REQUIREMENT:
Look for the word "Kenfine" in the entries below, then copy every line that has it.

(Data records)
━━━━━━━━━━━━━━━━━━━━━━━━━━━━━━

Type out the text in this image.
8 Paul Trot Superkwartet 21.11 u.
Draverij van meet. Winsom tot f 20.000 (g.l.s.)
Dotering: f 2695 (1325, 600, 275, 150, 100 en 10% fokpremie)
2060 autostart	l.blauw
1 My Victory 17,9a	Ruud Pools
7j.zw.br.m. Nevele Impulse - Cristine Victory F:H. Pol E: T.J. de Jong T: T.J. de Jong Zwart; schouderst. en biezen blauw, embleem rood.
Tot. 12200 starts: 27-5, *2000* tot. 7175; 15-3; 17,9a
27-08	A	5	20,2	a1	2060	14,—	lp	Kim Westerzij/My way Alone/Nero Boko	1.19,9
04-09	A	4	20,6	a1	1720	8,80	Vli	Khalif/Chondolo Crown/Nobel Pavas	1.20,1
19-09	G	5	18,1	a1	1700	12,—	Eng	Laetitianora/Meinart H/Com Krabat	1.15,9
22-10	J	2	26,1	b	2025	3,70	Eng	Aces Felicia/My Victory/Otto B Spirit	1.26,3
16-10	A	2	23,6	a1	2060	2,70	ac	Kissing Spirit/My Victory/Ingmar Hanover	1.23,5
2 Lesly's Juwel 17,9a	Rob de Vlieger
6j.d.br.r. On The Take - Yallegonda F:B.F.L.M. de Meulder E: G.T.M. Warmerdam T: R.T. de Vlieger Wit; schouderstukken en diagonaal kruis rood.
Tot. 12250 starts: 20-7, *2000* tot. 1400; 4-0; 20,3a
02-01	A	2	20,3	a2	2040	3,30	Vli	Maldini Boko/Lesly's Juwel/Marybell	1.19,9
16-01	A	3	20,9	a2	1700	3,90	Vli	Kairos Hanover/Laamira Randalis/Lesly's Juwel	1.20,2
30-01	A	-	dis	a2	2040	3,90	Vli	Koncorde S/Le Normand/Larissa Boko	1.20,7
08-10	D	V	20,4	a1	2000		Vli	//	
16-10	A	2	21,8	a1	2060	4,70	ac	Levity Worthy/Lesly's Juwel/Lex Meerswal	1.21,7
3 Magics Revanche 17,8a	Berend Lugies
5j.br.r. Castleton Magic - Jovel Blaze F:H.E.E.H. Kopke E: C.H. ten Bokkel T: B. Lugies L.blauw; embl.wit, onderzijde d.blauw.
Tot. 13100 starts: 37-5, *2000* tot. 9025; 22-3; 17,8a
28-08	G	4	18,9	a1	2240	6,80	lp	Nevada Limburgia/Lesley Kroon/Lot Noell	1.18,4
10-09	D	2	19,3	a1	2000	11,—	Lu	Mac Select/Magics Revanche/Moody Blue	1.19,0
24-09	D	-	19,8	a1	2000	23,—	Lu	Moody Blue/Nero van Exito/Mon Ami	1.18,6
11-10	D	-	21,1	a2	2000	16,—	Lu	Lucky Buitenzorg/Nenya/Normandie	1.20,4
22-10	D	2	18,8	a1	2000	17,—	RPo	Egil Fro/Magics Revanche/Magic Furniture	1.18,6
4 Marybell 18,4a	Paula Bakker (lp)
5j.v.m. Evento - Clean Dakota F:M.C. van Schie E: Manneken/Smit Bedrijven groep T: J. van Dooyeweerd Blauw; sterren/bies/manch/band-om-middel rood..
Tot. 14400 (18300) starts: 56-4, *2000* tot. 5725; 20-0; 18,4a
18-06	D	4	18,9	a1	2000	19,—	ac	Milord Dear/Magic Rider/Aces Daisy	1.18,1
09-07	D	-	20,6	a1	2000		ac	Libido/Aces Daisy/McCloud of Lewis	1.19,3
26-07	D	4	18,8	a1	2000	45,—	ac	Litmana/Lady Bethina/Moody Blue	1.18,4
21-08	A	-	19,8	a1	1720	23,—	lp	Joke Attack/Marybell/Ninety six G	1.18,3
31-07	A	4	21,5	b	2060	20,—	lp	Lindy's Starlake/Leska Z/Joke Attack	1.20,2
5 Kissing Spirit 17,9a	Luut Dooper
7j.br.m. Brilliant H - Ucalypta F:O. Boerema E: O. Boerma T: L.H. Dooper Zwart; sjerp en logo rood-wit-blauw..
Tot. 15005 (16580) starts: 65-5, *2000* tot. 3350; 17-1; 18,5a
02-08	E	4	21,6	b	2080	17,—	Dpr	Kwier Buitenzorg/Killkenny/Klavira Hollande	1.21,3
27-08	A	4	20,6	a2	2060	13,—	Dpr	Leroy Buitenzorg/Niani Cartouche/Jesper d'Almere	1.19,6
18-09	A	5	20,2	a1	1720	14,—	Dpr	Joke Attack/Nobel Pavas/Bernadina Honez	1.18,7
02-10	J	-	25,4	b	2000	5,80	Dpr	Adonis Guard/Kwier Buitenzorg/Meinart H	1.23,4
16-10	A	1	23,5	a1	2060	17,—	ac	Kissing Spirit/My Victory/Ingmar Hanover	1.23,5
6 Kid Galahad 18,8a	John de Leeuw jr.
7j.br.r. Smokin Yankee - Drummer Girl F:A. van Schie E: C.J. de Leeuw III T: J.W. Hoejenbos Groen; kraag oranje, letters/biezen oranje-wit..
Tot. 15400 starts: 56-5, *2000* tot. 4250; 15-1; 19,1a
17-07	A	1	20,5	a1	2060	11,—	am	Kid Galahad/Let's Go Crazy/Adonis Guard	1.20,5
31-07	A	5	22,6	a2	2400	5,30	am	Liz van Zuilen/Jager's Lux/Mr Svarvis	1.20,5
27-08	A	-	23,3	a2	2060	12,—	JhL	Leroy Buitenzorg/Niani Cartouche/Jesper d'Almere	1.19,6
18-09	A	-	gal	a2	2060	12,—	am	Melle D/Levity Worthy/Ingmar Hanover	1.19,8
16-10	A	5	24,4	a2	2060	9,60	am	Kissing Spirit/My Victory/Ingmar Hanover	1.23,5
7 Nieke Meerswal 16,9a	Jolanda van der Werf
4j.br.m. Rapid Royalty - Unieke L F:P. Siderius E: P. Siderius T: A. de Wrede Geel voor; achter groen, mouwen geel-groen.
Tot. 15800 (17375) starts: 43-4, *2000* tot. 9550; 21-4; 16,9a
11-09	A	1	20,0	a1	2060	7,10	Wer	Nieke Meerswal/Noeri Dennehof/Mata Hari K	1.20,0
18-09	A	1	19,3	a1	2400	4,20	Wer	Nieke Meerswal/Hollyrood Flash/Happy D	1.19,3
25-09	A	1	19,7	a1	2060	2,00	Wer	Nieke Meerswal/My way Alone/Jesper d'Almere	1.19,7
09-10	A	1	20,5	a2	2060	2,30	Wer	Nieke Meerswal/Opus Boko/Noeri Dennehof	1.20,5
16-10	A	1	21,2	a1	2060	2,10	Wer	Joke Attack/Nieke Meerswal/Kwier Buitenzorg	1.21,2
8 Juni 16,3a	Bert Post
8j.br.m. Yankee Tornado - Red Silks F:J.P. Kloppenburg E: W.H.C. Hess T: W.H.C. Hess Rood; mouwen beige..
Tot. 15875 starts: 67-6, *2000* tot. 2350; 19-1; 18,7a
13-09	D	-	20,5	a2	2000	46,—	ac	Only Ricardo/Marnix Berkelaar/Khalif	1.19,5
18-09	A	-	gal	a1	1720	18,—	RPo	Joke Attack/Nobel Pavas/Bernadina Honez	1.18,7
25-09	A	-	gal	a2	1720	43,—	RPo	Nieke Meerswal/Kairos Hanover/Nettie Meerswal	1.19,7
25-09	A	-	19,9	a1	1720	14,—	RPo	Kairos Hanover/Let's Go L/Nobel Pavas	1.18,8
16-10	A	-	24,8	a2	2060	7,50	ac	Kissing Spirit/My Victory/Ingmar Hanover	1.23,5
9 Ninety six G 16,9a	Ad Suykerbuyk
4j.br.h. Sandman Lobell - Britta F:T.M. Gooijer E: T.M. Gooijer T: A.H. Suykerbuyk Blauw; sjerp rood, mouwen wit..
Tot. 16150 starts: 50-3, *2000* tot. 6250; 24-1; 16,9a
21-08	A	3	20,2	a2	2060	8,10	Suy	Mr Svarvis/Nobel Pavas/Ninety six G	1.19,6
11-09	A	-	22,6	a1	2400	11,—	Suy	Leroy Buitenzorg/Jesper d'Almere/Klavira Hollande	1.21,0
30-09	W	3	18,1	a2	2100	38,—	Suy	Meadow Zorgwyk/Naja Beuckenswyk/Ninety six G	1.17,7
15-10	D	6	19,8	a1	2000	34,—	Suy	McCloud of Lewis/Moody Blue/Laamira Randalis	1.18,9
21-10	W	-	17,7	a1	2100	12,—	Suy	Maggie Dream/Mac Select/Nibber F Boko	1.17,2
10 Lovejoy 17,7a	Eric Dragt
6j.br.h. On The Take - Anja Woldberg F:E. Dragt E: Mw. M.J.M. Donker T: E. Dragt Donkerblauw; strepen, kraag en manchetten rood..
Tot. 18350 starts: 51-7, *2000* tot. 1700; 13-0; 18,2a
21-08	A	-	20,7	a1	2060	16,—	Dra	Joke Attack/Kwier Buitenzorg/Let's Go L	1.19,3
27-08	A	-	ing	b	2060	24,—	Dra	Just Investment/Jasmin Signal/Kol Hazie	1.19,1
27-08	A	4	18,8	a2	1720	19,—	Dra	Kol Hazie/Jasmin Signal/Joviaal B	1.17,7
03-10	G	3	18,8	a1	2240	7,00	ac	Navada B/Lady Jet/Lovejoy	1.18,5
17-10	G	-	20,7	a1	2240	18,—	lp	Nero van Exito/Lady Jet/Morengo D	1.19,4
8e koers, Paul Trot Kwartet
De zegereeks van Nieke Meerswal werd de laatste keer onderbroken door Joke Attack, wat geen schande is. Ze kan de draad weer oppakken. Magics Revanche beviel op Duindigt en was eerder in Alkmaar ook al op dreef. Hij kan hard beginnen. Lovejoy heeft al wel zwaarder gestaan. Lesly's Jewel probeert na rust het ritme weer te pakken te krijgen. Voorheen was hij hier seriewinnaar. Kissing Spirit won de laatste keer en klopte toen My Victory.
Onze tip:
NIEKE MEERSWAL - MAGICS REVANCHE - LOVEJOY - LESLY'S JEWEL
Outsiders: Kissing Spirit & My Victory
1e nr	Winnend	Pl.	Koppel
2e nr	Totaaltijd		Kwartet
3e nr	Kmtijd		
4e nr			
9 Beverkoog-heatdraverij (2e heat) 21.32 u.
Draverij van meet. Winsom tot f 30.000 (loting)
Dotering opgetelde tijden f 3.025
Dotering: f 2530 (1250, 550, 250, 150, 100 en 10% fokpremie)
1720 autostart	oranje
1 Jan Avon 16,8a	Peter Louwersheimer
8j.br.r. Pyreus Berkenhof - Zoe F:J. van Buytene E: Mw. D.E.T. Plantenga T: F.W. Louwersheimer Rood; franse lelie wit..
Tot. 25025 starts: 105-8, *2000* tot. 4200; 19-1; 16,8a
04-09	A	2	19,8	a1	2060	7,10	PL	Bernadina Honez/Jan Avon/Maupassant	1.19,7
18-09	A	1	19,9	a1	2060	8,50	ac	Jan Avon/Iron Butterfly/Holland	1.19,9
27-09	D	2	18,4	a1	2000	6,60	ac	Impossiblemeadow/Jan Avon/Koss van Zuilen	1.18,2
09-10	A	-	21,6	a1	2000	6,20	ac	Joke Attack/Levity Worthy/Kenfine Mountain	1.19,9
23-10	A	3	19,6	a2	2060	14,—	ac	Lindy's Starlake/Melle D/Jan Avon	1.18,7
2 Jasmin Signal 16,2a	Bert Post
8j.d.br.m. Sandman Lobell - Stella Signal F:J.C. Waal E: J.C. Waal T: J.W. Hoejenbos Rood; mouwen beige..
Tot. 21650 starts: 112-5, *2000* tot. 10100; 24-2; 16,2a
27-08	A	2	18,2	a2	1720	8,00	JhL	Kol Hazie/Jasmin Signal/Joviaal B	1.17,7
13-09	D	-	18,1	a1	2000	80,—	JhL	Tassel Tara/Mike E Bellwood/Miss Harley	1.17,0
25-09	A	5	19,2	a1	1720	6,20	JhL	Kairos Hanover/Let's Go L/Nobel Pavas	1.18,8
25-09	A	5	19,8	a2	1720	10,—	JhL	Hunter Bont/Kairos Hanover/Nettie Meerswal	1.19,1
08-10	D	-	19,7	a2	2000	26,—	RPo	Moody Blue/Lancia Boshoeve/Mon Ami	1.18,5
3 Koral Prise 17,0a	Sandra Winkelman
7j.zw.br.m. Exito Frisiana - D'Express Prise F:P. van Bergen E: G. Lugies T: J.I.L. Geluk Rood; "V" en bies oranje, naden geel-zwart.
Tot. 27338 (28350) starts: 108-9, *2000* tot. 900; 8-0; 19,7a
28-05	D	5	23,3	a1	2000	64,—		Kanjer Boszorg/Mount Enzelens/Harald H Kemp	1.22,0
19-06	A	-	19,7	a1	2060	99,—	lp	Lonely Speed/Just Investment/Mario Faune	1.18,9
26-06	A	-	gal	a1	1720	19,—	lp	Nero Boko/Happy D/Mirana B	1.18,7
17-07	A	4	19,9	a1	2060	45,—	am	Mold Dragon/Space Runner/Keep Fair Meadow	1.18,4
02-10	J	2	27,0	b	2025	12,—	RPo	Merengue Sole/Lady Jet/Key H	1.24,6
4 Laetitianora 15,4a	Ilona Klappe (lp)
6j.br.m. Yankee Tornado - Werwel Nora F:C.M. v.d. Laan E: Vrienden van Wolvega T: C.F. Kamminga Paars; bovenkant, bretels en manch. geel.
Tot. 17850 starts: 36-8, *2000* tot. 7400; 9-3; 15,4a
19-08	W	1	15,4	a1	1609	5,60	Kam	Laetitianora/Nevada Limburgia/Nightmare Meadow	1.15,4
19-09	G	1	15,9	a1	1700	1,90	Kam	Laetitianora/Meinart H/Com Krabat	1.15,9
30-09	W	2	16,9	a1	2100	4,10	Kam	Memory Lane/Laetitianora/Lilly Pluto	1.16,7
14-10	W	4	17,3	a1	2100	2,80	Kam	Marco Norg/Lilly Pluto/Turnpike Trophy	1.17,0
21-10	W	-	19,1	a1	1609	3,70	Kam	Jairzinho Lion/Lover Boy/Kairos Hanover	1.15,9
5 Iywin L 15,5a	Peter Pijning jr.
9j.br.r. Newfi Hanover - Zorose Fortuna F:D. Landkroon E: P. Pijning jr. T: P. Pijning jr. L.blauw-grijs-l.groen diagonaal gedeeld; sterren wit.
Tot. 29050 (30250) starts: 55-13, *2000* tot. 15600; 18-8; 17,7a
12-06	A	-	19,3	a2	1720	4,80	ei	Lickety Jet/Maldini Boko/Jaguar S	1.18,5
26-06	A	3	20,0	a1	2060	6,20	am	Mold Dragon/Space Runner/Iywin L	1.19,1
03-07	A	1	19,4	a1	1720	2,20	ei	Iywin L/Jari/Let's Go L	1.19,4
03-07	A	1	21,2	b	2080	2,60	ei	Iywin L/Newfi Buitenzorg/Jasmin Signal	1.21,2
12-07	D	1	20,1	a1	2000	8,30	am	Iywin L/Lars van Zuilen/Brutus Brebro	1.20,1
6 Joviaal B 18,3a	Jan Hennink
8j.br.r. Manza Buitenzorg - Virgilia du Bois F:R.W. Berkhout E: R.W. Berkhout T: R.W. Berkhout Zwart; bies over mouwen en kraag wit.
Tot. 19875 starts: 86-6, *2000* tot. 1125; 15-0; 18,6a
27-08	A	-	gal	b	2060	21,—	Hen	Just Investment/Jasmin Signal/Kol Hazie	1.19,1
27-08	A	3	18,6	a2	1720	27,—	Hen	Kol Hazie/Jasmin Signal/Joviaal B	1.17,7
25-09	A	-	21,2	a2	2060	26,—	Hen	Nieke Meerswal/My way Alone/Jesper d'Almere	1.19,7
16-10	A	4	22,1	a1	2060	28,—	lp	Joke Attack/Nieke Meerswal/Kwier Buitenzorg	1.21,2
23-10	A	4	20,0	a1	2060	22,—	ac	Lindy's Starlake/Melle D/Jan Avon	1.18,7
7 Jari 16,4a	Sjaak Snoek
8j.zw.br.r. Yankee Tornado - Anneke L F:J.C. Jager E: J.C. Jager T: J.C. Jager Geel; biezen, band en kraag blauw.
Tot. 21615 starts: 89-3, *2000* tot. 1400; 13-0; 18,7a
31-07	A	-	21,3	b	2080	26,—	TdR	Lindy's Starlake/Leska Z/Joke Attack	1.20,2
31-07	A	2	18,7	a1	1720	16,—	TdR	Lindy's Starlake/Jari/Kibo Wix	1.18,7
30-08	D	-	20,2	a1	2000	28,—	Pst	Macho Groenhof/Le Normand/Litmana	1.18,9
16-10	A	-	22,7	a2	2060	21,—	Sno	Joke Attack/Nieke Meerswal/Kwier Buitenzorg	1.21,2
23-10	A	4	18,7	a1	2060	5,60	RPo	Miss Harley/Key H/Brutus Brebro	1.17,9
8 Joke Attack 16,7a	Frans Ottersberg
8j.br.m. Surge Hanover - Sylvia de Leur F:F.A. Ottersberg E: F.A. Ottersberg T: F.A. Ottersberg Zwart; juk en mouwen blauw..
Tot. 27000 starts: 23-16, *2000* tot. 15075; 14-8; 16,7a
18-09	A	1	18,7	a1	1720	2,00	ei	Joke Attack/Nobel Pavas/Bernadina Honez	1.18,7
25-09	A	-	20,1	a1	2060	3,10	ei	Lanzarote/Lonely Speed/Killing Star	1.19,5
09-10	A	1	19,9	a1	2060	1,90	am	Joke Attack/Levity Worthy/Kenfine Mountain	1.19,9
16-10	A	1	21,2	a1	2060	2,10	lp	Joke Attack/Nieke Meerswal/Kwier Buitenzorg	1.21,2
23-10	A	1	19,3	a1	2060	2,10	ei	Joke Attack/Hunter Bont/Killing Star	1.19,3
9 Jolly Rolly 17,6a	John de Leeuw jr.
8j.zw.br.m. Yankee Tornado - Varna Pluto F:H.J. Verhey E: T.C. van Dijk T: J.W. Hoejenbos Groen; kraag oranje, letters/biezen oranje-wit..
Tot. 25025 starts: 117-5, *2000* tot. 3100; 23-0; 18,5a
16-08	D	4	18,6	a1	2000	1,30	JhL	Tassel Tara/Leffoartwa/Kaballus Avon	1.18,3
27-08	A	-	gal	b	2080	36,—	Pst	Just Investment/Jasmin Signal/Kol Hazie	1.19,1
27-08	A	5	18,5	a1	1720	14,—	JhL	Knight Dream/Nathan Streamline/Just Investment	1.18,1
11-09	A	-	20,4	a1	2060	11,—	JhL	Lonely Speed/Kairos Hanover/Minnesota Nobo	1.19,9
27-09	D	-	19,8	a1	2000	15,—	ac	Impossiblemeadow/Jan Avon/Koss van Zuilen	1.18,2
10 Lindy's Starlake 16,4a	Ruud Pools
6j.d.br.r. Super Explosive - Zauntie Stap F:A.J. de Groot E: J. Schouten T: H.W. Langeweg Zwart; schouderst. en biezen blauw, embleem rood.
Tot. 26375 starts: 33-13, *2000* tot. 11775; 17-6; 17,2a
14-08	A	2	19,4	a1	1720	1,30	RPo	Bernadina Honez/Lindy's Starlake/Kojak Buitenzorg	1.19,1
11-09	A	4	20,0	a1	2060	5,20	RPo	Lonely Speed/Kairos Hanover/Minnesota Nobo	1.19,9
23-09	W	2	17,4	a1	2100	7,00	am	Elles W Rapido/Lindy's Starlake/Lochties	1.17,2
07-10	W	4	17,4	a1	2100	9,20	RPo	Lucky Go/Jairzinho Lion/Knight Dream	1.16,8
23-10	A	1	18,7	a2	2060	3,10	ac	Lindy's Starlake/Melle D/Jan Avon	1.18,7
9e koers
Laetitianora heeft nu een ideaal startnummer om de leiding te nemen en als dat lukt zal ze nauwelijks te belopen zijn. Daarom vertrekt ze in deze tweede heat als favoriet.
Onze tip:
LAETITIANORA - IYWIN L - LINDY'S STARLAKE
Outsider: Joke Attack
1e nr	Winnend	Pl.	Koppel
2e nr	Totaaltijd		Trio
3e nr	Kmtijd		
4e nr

━━━━━━━━━━━━━━━━━━━━━━━━━━━━━━

RESULT BELOW:
09-10	A	-	21,6	a1	2000	6,20	ac	Joke Attack/Levity Worthy/Kenfine Mountain	1.19,9
09-10	A	1	19,9	a1	2060	1,90	am	Joke Attack/Levity Worthy/Kenfine Mountain	1.19,9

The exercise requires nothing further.